## [DO THIS]
Gather up the lines with the word "status" in them.

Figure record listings
────

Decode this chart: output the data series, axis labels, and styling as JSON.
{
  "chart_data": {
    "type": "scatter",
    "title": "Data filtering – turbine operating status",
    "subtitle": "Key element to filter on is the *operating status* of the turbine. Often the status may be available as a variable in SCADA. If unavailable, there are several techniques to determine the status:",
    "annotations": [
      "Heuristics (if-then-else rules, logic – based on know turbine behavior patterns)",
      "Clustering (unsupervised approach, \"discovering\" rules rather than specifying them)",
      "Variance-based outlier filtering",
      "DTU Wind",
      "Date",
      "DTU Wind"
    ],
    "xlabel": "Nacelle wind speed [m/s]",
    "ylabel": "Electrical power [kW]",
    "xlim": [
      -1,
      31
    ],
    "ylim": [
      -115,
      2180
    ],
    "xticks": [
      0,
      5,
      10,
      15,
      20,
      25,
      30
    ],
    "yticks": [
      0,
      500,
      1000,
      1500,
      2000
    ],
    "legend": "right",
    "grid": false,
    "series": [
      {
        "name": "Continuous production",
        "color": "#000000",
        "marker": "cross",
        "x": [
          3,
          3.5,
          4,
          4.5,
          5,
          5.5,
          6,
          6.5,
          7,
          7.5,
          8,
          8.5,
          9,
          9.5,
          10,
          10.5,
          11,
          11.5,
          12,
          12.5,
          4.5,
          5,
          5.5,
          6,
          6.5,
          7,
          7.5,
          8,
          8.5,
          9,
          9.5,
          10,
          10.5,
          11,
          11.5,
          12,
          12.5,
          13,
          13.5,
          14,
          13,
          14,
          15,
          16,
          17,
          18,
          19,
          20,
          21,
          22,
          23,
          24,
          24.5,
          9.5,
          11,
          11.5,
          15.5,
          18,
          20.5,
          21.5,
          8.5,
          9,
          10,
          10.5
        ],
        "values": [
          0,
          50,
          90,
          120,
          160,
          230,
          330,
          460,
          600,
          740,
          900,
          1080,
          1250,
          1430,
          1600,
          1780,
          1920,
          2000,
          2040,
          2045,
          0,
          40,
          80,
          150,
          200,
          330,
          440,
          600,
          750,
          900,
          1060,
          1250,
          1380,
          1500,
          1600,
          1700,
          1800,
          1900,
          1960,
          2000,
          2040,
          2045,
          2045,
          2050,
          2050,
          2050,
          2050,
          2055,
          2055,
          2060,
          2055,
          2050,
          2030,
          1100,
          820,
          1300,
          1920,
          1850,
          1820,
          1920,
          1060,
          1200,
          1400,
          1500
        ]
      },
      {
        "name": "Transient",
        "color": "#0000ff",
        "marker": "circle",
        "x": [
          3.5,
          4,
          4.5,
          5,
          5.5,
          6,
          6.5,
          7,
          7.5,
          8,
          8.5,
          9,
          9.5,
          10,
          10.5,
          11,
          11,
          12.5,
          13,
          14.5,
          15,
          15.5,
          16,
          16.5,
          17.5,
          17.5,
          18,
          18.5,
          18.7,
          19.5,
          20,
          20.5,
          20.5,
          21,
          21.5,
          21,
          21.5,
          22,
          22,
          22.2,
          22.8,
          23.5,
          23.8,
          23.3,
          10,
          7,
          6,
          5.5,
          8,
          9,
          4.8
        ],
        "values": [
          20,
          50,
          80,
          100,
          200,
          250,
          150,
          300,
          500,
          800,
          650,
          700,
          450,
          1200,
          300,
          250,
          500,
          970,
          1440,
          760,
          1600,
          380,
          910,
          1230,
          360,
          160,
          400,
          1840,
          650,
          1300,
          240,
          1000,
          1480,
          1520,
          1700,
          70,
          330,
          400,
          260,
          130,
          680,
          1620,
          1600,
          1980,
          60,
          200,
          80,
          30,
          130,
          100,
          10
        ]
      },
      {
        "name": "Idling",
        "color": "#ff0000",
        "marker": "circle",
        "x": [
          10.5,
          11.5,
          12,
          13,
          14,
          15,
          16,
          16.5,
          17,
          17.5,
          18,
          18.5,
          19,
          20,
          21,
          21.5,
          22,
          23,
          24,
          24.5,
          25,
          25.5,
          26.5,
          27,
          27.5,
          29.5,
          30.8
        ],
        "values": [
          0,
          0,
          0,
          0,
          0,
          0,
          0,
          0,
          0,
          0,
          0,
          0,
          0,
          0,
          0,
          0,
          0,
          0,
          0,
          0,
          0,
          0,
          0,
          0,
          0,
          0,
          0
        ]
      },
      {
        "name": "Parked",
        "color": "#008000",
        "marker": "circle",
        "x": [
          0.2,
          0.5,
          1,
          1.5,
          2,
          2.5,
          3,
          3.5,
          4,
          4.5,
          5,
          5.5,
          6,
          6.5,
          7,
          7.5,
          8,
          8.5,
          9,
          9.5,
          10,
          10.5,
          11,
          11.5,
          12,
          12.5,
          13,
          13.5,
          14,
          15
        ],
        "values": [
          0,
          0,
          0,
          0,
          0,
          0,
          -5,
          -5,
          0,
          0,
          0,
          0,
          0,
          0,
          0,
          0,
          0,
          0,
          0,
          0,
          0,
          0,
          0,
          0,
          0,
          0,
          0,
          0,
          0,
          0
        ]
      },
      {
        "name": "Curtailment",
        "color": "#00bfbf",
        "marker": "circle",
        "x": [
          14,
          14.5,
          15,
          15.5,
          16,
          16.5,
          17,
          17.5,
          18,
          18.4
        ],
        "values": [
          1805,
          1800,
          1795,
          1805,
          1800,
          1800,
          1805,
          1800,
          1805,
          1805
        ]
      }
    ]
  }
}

────

## [WRITTEN ANSWER]
    "title": "Data filtering – turbine operating status",
    "subtitle": "Key element to filter on is the *operating status* of the turbine. Often the status may be available as a variable in SCADA. If unavailable, there are several techniques to determine the status:",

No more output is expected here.